----- Provided records

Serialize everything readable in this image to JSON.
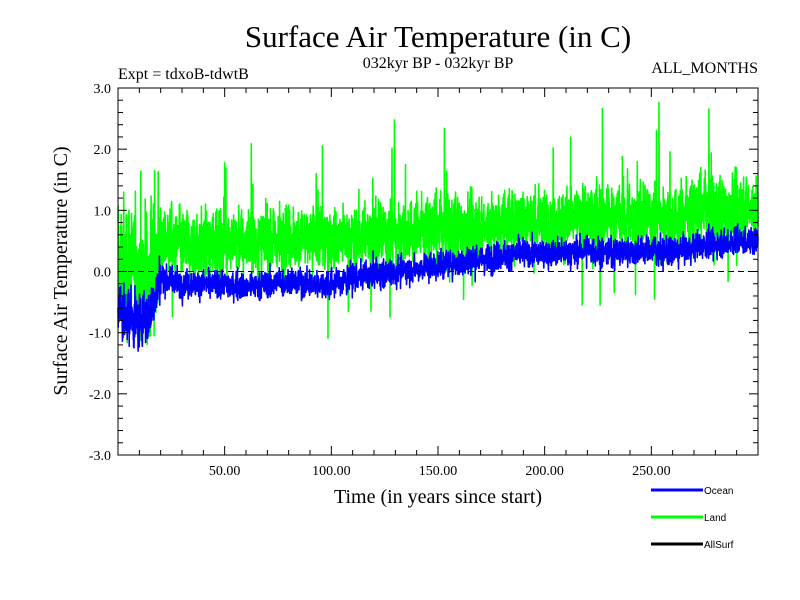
{
  "chart_data": {
    "type": "line",
    "title": "Surface Air Temperature (in C)",
    "subtitle_left": "Expt = tdxoB-tdwtB",
    "subtitle_center": "032kyr BP - 032kyr BP",
    "subtitle_right": "ALL_MONTHS",
    "xlabel": "Time (in years since start)",
    "ylabel": "Surface Air Temperature (in C)",
    "xlim": [
      0,
      300
    ],
    "ylim": [
      -3.0,
      3.0
    ],
    "xticks": [
      50,
      100,
      150,
      200,
      250
    ],
    "xtick_labels": [
      "50.00",
      "100.00",
      "150.00",
      "200.00",
      "250.00"
    ],
    "yticks": [
      -3.0,
      -2.0,
      -1.0,
      0.0,
      1.0,
      2.0,
      3.0
    ],
    "ytick_labels": [
      "-3.0",
      "-2.0",
      "-1.0",
      "0.0",
      "1.0",
      "2.0",
      "3.0"
    ],
    "reference_line_y": 0.0,
    "legend_position": "bottom-right",
    "series": [
      {
        "name": "Land",
        "color": "#00ff00",
        "x": [
          0,
          5,
          10,
          15,
          18,
          20,
          25,
          30,
          40,
          50,
          60,
          70,
          80,
          90,
          100,
          110,
          120,
          130,
          140,
          150,
          160,
          170,
          180,
          190,
          200,
          210,
          220,
          230,
          240,
          250,
          260,
          270,
          275,
          280,
          290,
          300
        ],
        "values": [
          0.1,
          0.2,
          0.0,
          -0.1,
          0.3,
          0.5,
          0.45,
          0.45,
          0.45,
          0.5,
          0.5,
          0.45,
          0.55,
          0.5,
          0.55,
          0.55,
          0.6,
          0.6,
          0.7,
          0.7,
          0.75,
          0.7,
          0.8,
          0.85,
          0.8,
          0.85,
          0.85,
          0.9,
          0.85,
          0.9,
          0.85,
          1.0,
          1.05,
          1.0,
          1.05,
          1.0
        ]
      },
      {
        "name": "Ocean",
        "color": "#0000ff",
        "x": [
          0,
          5,
          10,
          15,
          18,
          20,
          25,
          30,
          40,
          50,
          60,
          70,
          80,
          90,
          100,
          110,
          120,
          130,
          140,
          150,
          160,
          170,
          180,
          190,
          200,
          210,
          220,
          230,
          240,
          250,
          260,
          270,
          275,
          280,
          290,
          300
        ],
        "values": [
          -0.6,
          -0.7,
          -0.8,
          -0.7,
          -0.3,
          -0.1,
          -0.15,
          -0.2,
          -0.2,
          -0.2,
          -0.25,
          -0.2,
          -0.15,
          -0.2,
          -0.2,
          -0.1,
          -0.05,
          0.0,
          0.05,
          0.1,
          0.15,
          0.2,
          0.25,
          0.3,
          0.3,
          0.3,
          0.35,
          0.3,
          0.35,
          0.35,
          0.3,
          0.4,
          0.45,
          0.45,
          0.5,
          0.5
        ]
      },
      {
        "name": "AllSurf",
        "color": "#000000",
        "x": [],
        "values": []
      }
    ]
  }
}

----------

Directive
Retype the listing exactly. Pictures do not belong in the copy.

The reply
Serialize everything readable in this image to JSON.
{
  "chart_data": {
    "type": "line",
    "title": "Surface Air Temperature (in C)",
    "subtitle_left": "Expt = tdxoB-tdwtB",
    "subtitle_center": "032kyr BP - 032kyr BP",
    "subtitle_right": "ALL_MONTHS",
    "xlabel": "Time (in years since start)",
    "ylabel": "Surface Air Temperature (in C)",
    "xlim": [
      0,
      300
    ],
    "ylim": [
      -3.0,
      3.0
    ],
    "xticks": [
      50,
      100,
      150,
      200,
      250
    ],
    "xtick_labels": [
      "50.00",
      "100.00",
      "150.00",
      "200.00",
      "250.00"
    ],
    "yticks": [
      -3.0,
      -2.0,
      -1.0,
      0.0,
      1.0,
      2.0,
      3.0
    ],
    "ytick_labels": [
      "-3.0",
      "-2.0",
      "-1.0",
      "0.0",
      "1.0",
      "2.0",
      "3.0"
    ],
    "reference_line_y": 0.0,
    "legend_position": "bottom-right",
    "series": [
      {
        "name": "Land",
        "color": "#00ff00",
        "x": [
          0,
          5,
          10,
          15,
          18,
          20,
          25,
          30,
          40,
          50,
          60,
          70,
          80,
          90,
          100,
          110,
          120,
          130,
          140,
          150,
          160,
          170,
          180,
          190,
          200,
          210,
          220,
          230,
          240,
          250,
          260,
          270,
          275,
          280,
          290,
          300
        ],
        "values": [
          0.1,
          0.2,
          0.0,
          -0.1,
          0.3,
          0.5,
          0.45,
          0.45,
          0.45,
          0.5,
          0.5,
          0.45,
          0.55,
          0.5,
          0.55,
          0.55,
          0.6,
          0.6,
          0.7,
          0.7,
          0.75,
          0.7,
          0.8,
          0.85,
          0.8,
          0.85,
          0.85,
          0.9,
          0.85,
          0.9,
          0.85,
          1.0,
          1.05,
          1.0,
          1.05,
          1.0
        ]
      },
      {
        "name": "Ocean",
        "color": "#0000ff",
        "x": [
          0,
          5,
          10,
          15,
          18,
          20,
          25,
          30,
          40,
          50,
          60,
          70,
          80,
          90,
          100,
          110,
          120,
          130,
          140,
          150,
          160,
          170,
          180,
          190,
          200,
          210,
          220,
          230,
          240,
          250,
          260,
          270,
          275,
          280,
          290,
          300
        ],
        "values": [
          -0.6,
          -0.7,
          -0.8,
          -0.7,
          -0.3,
          -0.1,
          -0.15,
          -0.2,
          -0.2,
          -0.2,
          -0.25,
          -0.2,
          -0.15,
          -0.2,
          -0.2,
          -0.1,
          -0.05,
          0.0,
          0.05,
          0.1,
          0.15,
          0.2,
          0.25,
          0.3,
          0.3,
          0.3,
          0.35,
          0.3,
          0.35,
          0.35,
          0.3,
          0.4,
          0.45,
          0.45,
          0.5,
          0.5
        ]
      },
      {
        "name": "AllSurf",
        "color": "#000000",
        "x": [],
        "values": []
      }
    ]
  }
}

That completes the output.